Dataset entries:
start

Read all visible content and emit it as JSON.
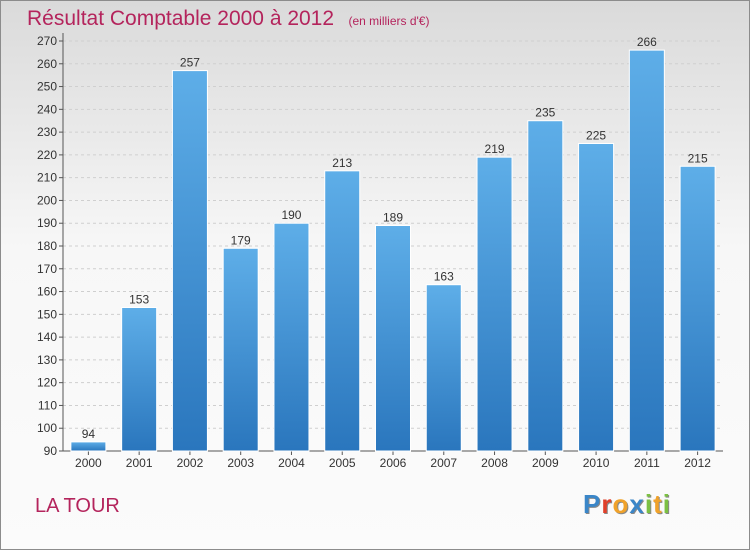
{
  "chart_data": {
    "type": "bar",
    "title": "Résultat Comptable 2000 à 2012",
    "subtitle": "(en milliers d'€)",
    "categories": [
      "2000",
      "2001",
      "2002",
      "2003",
      "2004",
      "2005",
      "2006",
      "2007",
      "2008",
      "2009",
      "2010",
      "2011",
      "2012"
    ],
    "values": [
      94,
      153,
      257,
      179,
      190,
      213,
      189,
      163,
      219,
      235,
      225,
      266,
      215
    ],
    "ylim": [
      90,
      270
    ],
    "yticks": [
      90,
      100,
      110,
      120,
      130,
      140,
      150,
      160,
      170,
      180,
      190,
      200,
      210,
      220,
      230,
      240,
      250,
      260,
      270
    ],
    "grid": true,
    "bar_color_light": "#5eaee8",
    "bar_color_dark": "#2a76bd"
  },
  "location": "LA TOUR",
  "logo": {
    "letters": [
      "P",
      "r",
      "o",
      "x",
      "i",
      "t",
      "i"
    ],
    "colors": [
      "#3a86c8",
      "#e0402a",
      "#f0a22a",
      "#3a86c8",
      "#7cc043",
      "#f0a22a",
      "#7cc043"
    ]
  }
}
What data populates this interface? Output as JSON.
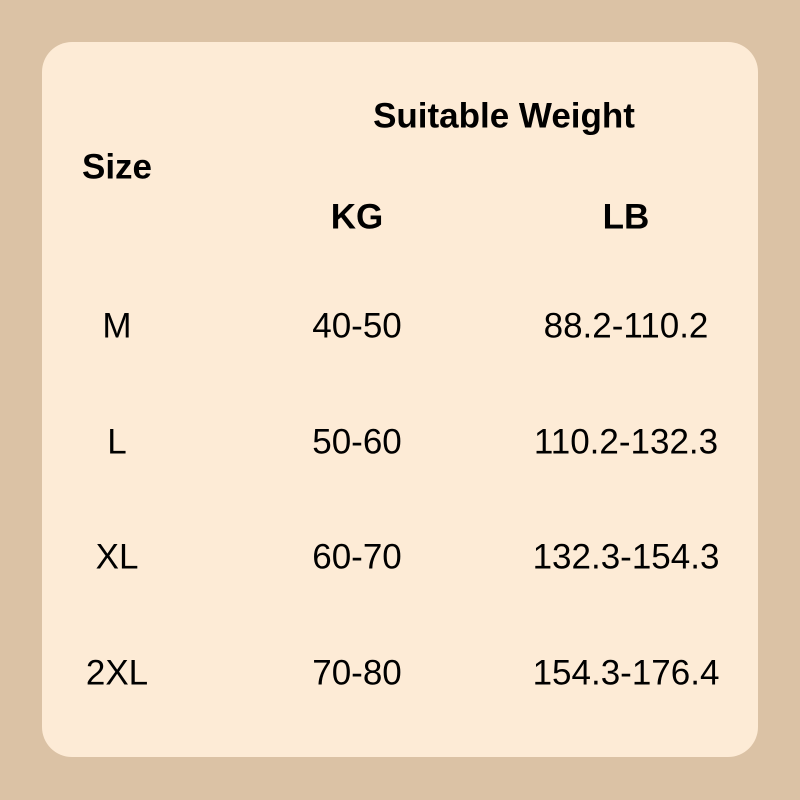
{
  "colors": {
    "background": "#dbc2a5",
    "card": "#fdebd6",
    "text": "#000000"
  },
  "header": {
    "size": "Size",
    "suitable_weight": "Suitable Weight",
    "kg": "KG",
    "lb": "LB"
  },
  "rows": [
    {
      "size": "M",
      "kg": "40-50",
      "lb": "88.2-110.2"
    },
    {
      "size": "L",
      "kg": "50-60",
      "lb": "110.2-132.3"
    },
    {
      "size": "XL",
      "kg": "60-70",
      "lb": "132.3-154.3"
    },
    {
      "size": "2XL",
      "kg": "70-80",
      "lb": "154.3-176.4"
    }
  ]
}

end

* What you should do *
Give back word for word the lines from the one containing "What data populates" through the final line of the data above. Pictures are to be left out.

* Reply *
What data populates this interface? Output as JSON.
{
  "colors": {
    "background": "#dbc2a5",
    "card": "#fdebd6",
    "text": "#000000"
  },
  "header": {
    "size": "Size",
    "suitable_weight": "Suitable Weight",
    "kg": "KG",
    "lb": "LB"
  },
  "rows": [
    {
      "size": "M",
      "kg": "40-50",
      "lb": "88.2-110.2"
    },
    {
      "size": "L",
      "kg": "50-60",
      "lb": "110.2-132.3"
    },
    {
      "size": "XL",
      "kg": "60-70",
      "lb": "132.3-154.3"
    },
    {
      "size": "2XL",
      "kg": "70-80",
      "lb": "154.3-176.4"
    }
  ]
}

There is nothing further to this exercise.